**Written instruction**: Lines containing the word "this" are to be located and copied.

**Material supplied**:
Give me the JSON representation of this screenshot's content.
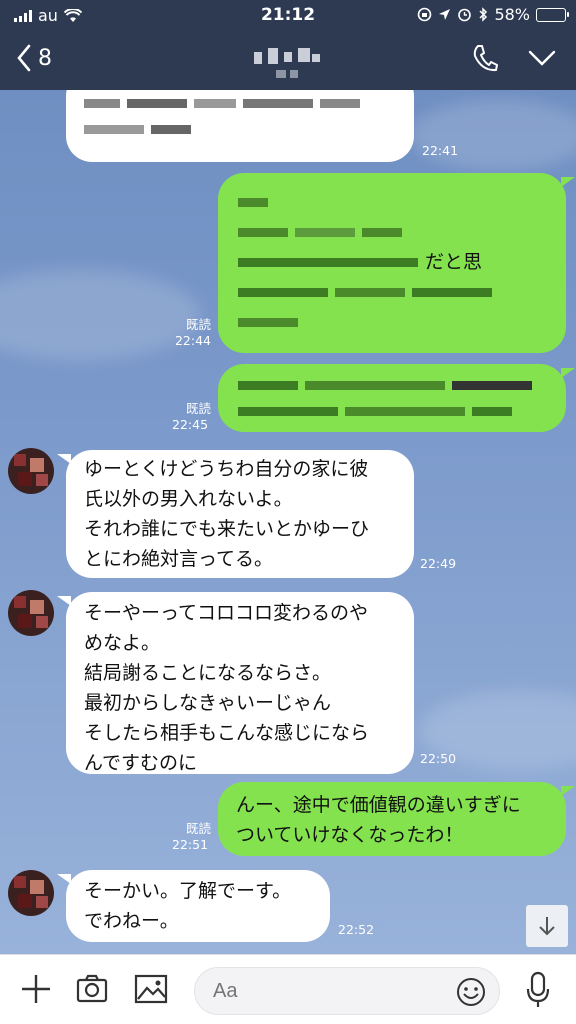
{
  "status_bar": {
    "carrier": "au",
    "time": "21:12",
    "battery": "58%",
    "battery_level": 0.58
  },
  "header": {
    "back_count": "8"
  },
  "messages": [
    {
      "dir": "in",
      "time": "22:41",
      "text": ""
    },
    {
      "dir": "out",
      "time": "22:44",
      "read": "既読",
      "text": "だと思"
    },
    {
      "dir": "out",
      "time": "22:45",
      "read": "既読",
      "text": ""
    },
    {
      "dir": "in",
      "time": "22:49",
      "text": "ゆーとくけどうちわ自分の家に彼\n氏以外の男入れないよ。\nそれわ誰にでも来たいとかゆーひ\nとにわ絶対言ってる。"
    },
    {
      "dir": "in",
      "time": "22:50",
      "text": "そーやーってコロコロ変わるのや\nめなよ。\n結局謝ることになるならさ。\n最初からしなきゃいーじゃん\nそしたら相手もこんな感じになら\nんですむのに"
    },
    {
      "dir": "out",
      "time": "22:51",
      "read": "既読",
      "text": "んー、途中で価値観の違いすぎに\nついていけなくなったわ！"
    },
    {
      "dir": "in",
      "time": "22:52",
      "text": "そーかい。了解でーす。\nでわねー。"
    }
  ],
  "input": {
    "placeholder": "Aa"
  },
  "icons": [
    "back-chevron-icon",
    "phone-icon",
    "chevron-down-icon",
    "plus-icon",
    "camera-icon",
    "image-icon",
    "emoji-icon",
    "microphone-icon",
    "scroll-down-arrow-icon"
  ],
  "colors": {
    "header_bg": "#2d3a52",
    "outgoing_bubble": "#84e24f",
    "incoming_bubble": "#ffffff",
    "chat_bg": "#7e9bc9"
  }
}
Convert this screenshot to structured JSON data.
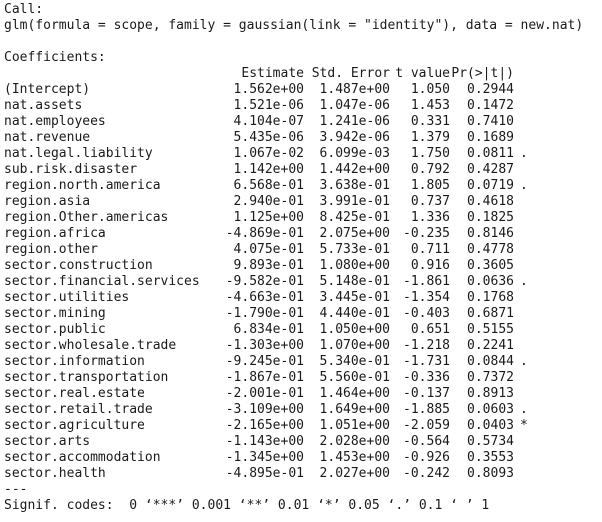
{
  "call_label": "Call:",
  "call_text": "glm(formula = scope, family = gaussian(link = \"identity\"), data = new.nat)",
  "coef_label": "Coefficients:",
  "headers": {
    "estimate": "Estimate",
    "stderr": "Std. Error",
    "tvalue": "t value",
    "pvalue": "Pr(>|t|)"
  },
  "rows": [
    {
      "name": "(Intercept)",
      "est": "1.562e+00",
      "se": "1.487e+00",
      "t": "1.050",
      "p": "0.2944",
      "sig": ""
    },
    {
      "name": "nat.assets",
      "est": "1.521e-06",
      "se": "1.047e-06",
      "t": "1.453",
      "p": "0.1472",
      "sig": ""
    },
    {
      "name": "nat.employees",
      "est": "4.104e-07",
      "se": "1.241e-06",
      "t": "0.331",
      "p": "0.7410",
      "sig": ""
    },
    {
      "name": "nat.revenue",
      "est": "5.435e-06",
      "se": "3.942e-06",
      "t": "1.379",
      "p": "0.1689",
      "sig": ""
    },
    {
      "name": "nat.legal.liability",
      "est": "1.067e-02",
      "se": "6.099e-03",
      "t": "1.750",
      "p": "0.0811",
      "sig": "."
    },
    {
      "name": "sub.risk.disaster",
      "est": "1.142e+00",
      "se": "1.442e+00",
      "t": "0.792",
      "p": "0.4287",
      "sig": ""
    },
    {
      "name": "region.north.america",
      "est": "6.568e-01",
      "se": "3.638e-01",
      "t": "1.805",
      "p": "0.0719",
      "sig": "."
    },
    {
      "name": "region.asia",
      "est": "2.940e-01",
      "se": "3.991e-01",
      "t": "0.737",
      "p": "0.4618",
      "sig": ""
    },
    {
      "name": "region.Other.americas",
      "est": "1.125e+00",
      "se": "8.425e-01",
      "t": "1.336",
      "p": "0.1825",
      "sig": ""
    },
    {
      "name": "region.africa",
      "est": "-4.869e-01",
      "se": "2.075e+00",
      "t": "-0.235",
      "p": "0.8146",
      "sig": ""
    },
    {
      "name": "region.other",
      "est": "4.075e-01",
      "se": "5.733e-01",
      "t": "0.711",
      "p": "0.4778",
      "sig": ""
    },
    {
      "name": "sector.construction",
      "est": "9.893e-01",
      "se": "1.080e+00",
      "t": "0.916",
      "p": "0.3605",
      "sig": ""
    },
    {
      "name": "sector.financial.services",
      "est": "-9.582e-01",
      "se": "5.148e-01",
      "t": "-1.861",
      "p": "0.0636",
      "sig": "."
    },
    {
      "name": "sector.utilities",
      "est": "-4.663e-01",
      "se": "3.445e-01",
      "t": "-1.354",
      "p": "0.1768",
      "sig": ""
    },
    {
      "name": "sector.mining",
      "est": "-1.790e-01",
      "se": "4.440e-01",
      "t": "-0.403",
      "p": "0.6871",
      "sig": ""
    },
    {
      "name": "sector.public",
      "est": "6.834e-01",
      "se": "1.050e+00",
      "t": "0.651",
      "p": "0.5155",
      "sig": ""
    },
    {
      "name": "sector.wholesale.trade",
      "est": "-1.303e+00",
      "se": "1.070e+00",
      "t": "-1.218",
      "p": "0.2241",
      "sig": ""
    },
    {
      "name": "sector.information",
      "est": "-9.245e-01",
      "se": "5.340e-01",
      "t": "-1.731",
      "p": "0.0844",
      "sig": "."
    },
    {
      "name": "sector.transportation",
      "est": "-1.867e-01",
      "se": "5.560e-01",
      "t": "-0.336",
      "p": "0.7372",
      "sig": ""
    },
    {
      "name": "sector.real.estate",
      "est": "-2.001e-01",
      "se": "1.464e+00",
      "t": "-0.137",
      "p": "0.8913",
      "sig": ""
    },
    {
      "name": "sector.retail.trade",
      "est": "-3.109e+00",
      "se": "1.649e+00",
      "t": "-1.885",
      "p": "0.0603",
      "sig": "."
    },
    {
      "name": "sector.agriculture",
      "est": "-2.165e+00",
      "se": "1.051e+00",
      "t": "-2.059",
      "p": "0.0403",
      "sig": "*"
    },
    {
      "name": "sector.arts",
      "est": "-1.143e+00",
      "se": "2.028e+00",
      "t": "-0.564",
      "p": "0.5734",
      "sig": ""
    },
    {
      "name": "sector.accommodation",
      "est": "-1.345e+00",
      "se": "1.453e+00",
      "t": "-0.926",
      "p": "0.3553",
      "sig": ""
    },
    {
      "name": "sector.health",
      "est": "-4.895e-01",
      "se": "2.027e+00",
      "t": "-0.242",
      "p": "0.8093",
      "sig": ""
    }
  ],
  "separator": "---",
  "signif_codes": "Signif. codes:  0 ‘***’ 0.001 ‘**’ 0.01 ‘*’ 0.05 ‘.’ 0.1 ‘ ’ 1"
}
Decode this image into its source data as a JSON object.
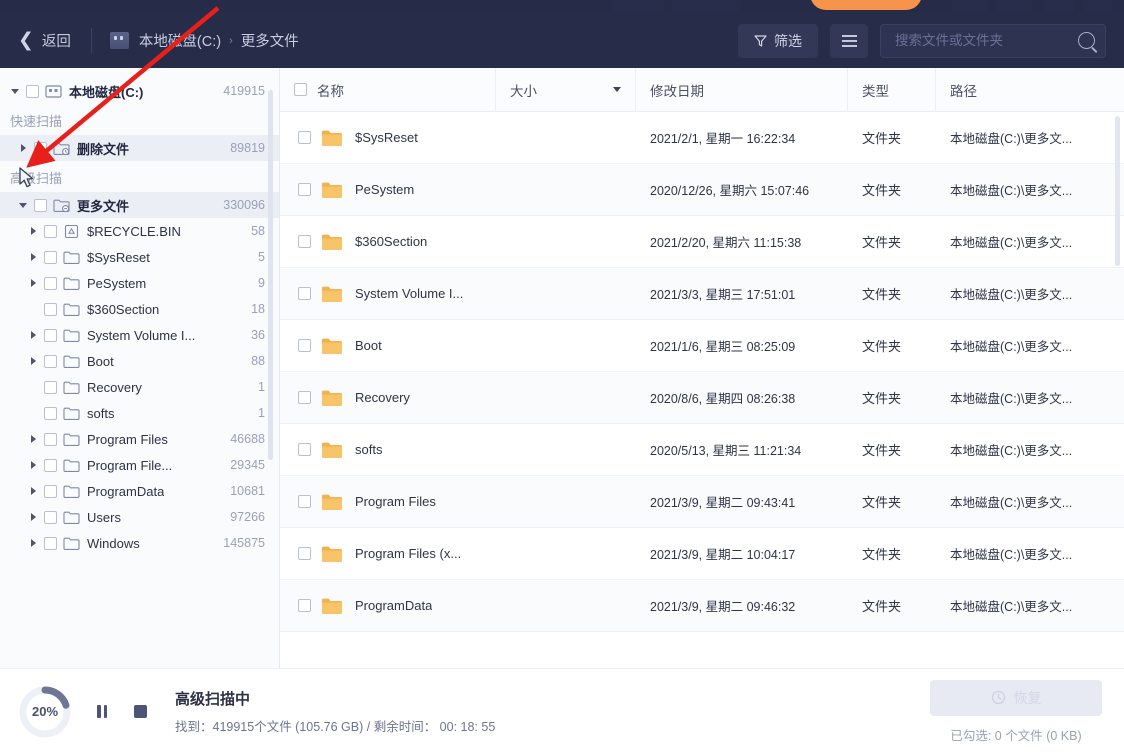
{
  "header": {
    "back_label": "返回",
    "drive_icon": "drive-icon",
    "breadcrumb": [
      {
        "label": "本地磁盘(C:)"
      },
      {
        "label": "更多文件"
      }
    ],
    "breadcrumb_separator": "›",
    "filter_label": "筛选",
    "filter_icon": "funnel-icon",
    "list_view_icon": "list-view-icon",
    "search": {
      "placeholder": "搜索文件或文件夹",
      "value": "",
      "icon": "search-icon"
    }
  },
  "sidebar": {
    "root": {
      "label": "本地磁盘(C:)",
      "count": "419915",
      "expanded": true,
      "icon": "drive-icon"
    },
    "sections": [
      {
        "label": "快速扫描"
      },
      {
        "label": "高级扫描"
      }
    ],
    "items": [
      {
        "label": "删除文件",
        "count": "89819",
        "level": 1,
        "arrow": "right",
        "icon": "folder-deleted-icon",
        "bold": true,
        "selected": true
      },
      {
        "label": "更多文件",
        "count": "330096",
        "level": 1,
        "arrow": "down",
        "icon": "folder-more-icon",
        "bold": true,
        "selected": true
      },
      {
        "label": "$RECYCLE.BIN",
        "count": "58",
        "level": 2,
        "arrow": "right",
        "icon": "recycle-bin-icon"
      },
      {
        "label": "$SysReset",
        "count": "5",
        "level": 2,
        "arrow": "right",
        "icon": "folder-icon"
      },
      {
        "label": "PeSystem",
        "count": "9",
        "level": 2,
        "arrow": "right",
        "icon": "folder-icon"
      },
      {
        "label": "$360Section",
        "count": "18",
        "level": 2,
        "arrow": "none",
        "icon": "folder-icon"
      },
      {
        "label": "System Volume I...",
        "count": "36",
        "level": 2,
        "arrow": "right",
        "icon": "folder-icon"
      },
      {
        "label": "Boot",
        "count": "88",
        "level": 2,
        "arrow": "right",
        "icon": "folder-icon"
      },
      {
        "label": "Recovery",
        "count": "1",
        "level": 2,
        "arrow": "none",
        "icon": "folder-icon"
      },
      {
        "label": "softs",
        "count": "1",
        "level": 2,
        "arrow": "none",
        "icon": "folder-icon"
      },
      {
        "label": "Program Files",
        "count": "46688",
        "level": 2,
        "arrow": "right",
        "icon": "folder-icon"
      },
      {
        "label": "Program File...",
        "count": "29345",
        "level": 2,
        "arrow": "right",
        "icon": "folder-icon"
      },
      {
        "label": "ProgramData",
        "count": "10681",
        "level": 2,
        "arrow": "right",
        "icon": "folder-icon"
      },
      {
        "label": "Users",
        "count": "97266",
        "level": 2,
        "arrow": "right",
        "icon": "folder-icon"
      },
      {
        "label": "Windows",
        "count": "145875",
        "level": 2,
        "arrow": "right",
        "icon": "folder-icon"
      }
    ]
  },
  "table": {
    "columns": [
      {
        "key": "name",
        "label": "名称"
      },
      {
        "key": "size",
        "label": "大小"
      },
      {
        "key": "date",
        "label": "修改日期"
      },
      {
        "key": "type",
        "label": "类型"
      },
      {
        "key": "path",
        "label": "路径"
      }
    ],
    "sort_indicator_column": "大小",
    "rows": [
      {
        "name": "$SysReset",
        "size": "",
        "date": "2021/2/1, 星期一 16:22:34",
        "type": "文件夹",
        "path": "本地磁盘(C:)\\更多文..."
      },
      {
        "name": "PeSystem",
        "size": "",
        "date": "2020/12/26, 星期六 15:07:46",
        "type": "文件夹",
        "path": "本地磁盘(C:)\\更多文..."
      },
      {
        "name": "$360Section",
        "size": "",
        "date": "2021/2/20, 星期六 11:15:38",
        "type": "文件夹",
        "path": "本地磁盘(C:)\\更多文..."
      },
      {
        "name": "System Volume I...",
        "size": "",
        "date": "2021/3/3, 星期三 17:51:01",
        "type": "文件夹",
        "path": "本地磁盘(C:)\\更多文..."
      },
      {
        "name": "Boot",
        "size": "",
        "date": "2021/1/6, 星期三 08:25:09",
        "type": "文件夹",
        "path": "本地磁盘(C:)\\更多文..."
      },
      {
        "name": "Recovery",
        "size": "",
        "date": "2020/8/6, 星期四 08:26:38",
        "type": "文件夹",
        "path": "本地磁盘(C:)\\更多文..."
      },
      {
        "name": "softs",
        "size": "",
        "date": "2020/5/13, 星期三 11:21:34",
        "type": "文件夹",
        "path": "本地磁盘(C:)\\更多文..."
      },
      {
        "name": "Program Files",
        "size": "",
        "date": "2021/3/9, 星期二 09:43:41",
        "type": "文件夹",
        "path": "本地磁盘(C:)\\更多文..."
      },
      {
        "name": "Program Files (x...",
        "size": "",
        "date": "2021/3/9, 星期二 10:04:17",
        "type": "文件夹",
        "path": "本地磁盘(C:)\\更多文..."
      },
      {
        "name": "ProgramData",
        "size": "",
        "date": "2021/3/9, 星期二 09:46:32",
        "type": "文件夹",
        "path": "本地磁盘(C:)\\更多文..."
      }
    ]
  },
  "footer": {
    "progress_percent": "20%",
    "pause_icon": "pause-icon",
    "stop_icon": "stop-icon",
    "status_title": "高级扫描中",
    "status_detail": "找到：419915个文件 (105.76 GB) / 剩余时间： 00: 18: 55",
    "restore_label": "恢复",
    "restore_icon": "restore-clock-icon",
    "selection_text": "已勾选: 0 个文件 (0 KB)"
  },
  "annotation": {
    "arrow_color": "#e8201c",
    "arrow_name": "red-pointer-arrow"
  },
  "colors": {
    "header_bg": "#272c49",
    "accent_orange": "#f5944a",
    "folder_yellow": "#f5b859",
    "sidebar_bg": "#fafbfd"
  }
}
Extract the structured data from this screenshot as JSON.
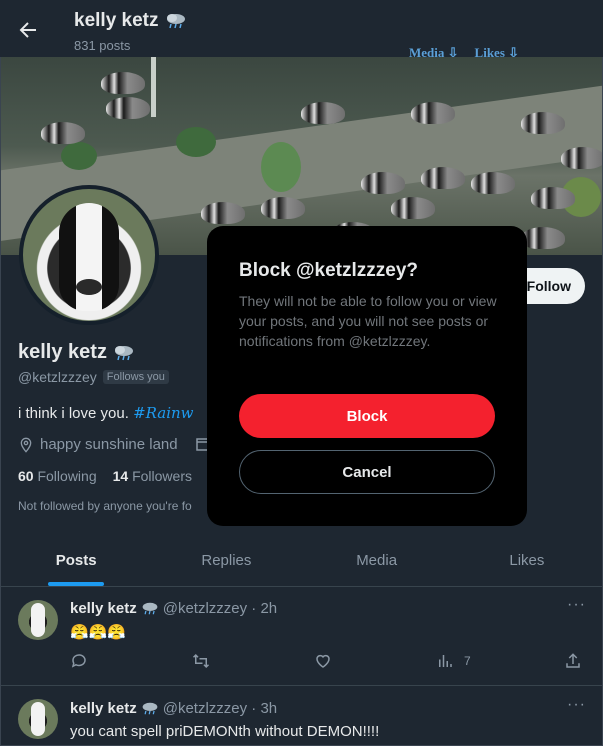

**Answer below**:
Give me the JSON representation of this screenshot's content.
Convert this screenshot to structured JSON data.
Decode this image into its source data as a JSON object.
Extract the structured data from this screenshot as JSON.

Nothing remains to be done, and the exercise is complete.